(Stored records)
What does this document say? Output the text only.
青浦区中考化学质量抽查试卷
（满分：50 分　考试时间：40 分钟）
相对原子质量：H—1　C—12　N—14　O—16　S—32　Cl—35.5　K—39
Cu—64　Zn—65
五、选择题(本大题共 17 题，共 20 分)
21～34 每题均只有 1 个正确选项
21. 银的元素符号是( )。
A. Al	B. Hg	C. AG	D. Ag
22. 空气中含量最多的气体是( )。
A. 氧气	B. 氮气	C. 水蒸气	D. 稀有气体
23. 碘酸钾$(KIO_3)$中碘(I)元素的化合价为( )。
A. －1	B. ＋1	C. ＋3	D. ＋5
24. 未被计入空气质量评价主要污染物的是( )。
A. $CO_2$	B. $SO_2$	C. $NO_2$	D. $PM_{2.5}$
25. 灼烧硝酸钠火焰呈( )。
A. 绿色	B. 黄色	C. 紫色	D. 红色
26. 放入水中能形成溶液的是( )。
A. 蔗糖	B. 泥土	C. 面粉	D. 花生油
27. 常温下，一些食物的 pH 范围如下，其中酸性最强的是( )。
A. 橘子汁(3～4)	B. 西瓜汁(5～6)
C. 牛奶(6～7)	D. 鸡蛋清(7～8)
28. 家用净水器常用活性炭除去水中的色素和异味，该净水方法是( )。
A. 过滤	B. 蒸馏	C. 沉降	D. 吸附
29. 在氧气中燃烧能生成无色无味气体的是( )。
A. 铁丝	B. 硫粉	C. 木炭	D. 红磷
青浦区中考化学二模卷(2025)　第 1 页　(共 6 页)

→ **What the exercise asks**:
Restate the records, all of them, precisely as written.

→ **Exercise response**:
What does this document say? Output the text only.
青浦区中考化学质量抽查试卷
（满分：50 分　考试时间：40 分钟）
相对原子质量：H—1　C—12　N—14　O—16　S—32　Cl—35.5　K—39
Cu—64　Zn—65
五、选择题(本大题共 17 题，共 20 分)
21～34 每题均只有 1 个正确选项
21. 银的元素符号是( )。
A. Al	B. Hg	C. AG	D. Ag
22. 空气中含量最多的气体是( )。
A. 氧气	B. 氮气	C. 水蒸气	D. 稀有气体
23. 碘酸钾$(KIO_3)$中碘(I)元素的化合价为( )。
A. －1	B. ＋1	C. ＋3	D. ＋5
24. 未被计入空气质量评价主要污染物的是( )。
A. $CO_2$	B. $SO_2$	C. $NO_2$	D. $PM_{2.5}$
25. 灼烧硝酸钠火焰呈( )。
A. 绿色	B. 黄色	C. 紫色	D. 红色
26. 放入水中能形成溶液的是( )。
A. 蔗糖	B. 泥土	C. 面粉	D. 花生油
27. 常温下，一些食物的 pH 范围如下，其中酸性最强的是( )。
A. 橘子汁(3～4)	B. 西瓜汁(5～6)
C. 牛奶(6～7)	D. 鸡蛋清(7～8)
28. 家用净水器常用活性炭除去水中的色素和异味，该净水方法是( )。
A. 过滤	B. 蒸馏	C. 沉降	D. 吸附
29. 在氧气中燃烧能生成无色无味气体的是( )。
A. 铁丝	B. 硫粉	C. 木炭	D. 红磷
青浦区中考化学二模卷(2025)　第 1 页　(共 6 页)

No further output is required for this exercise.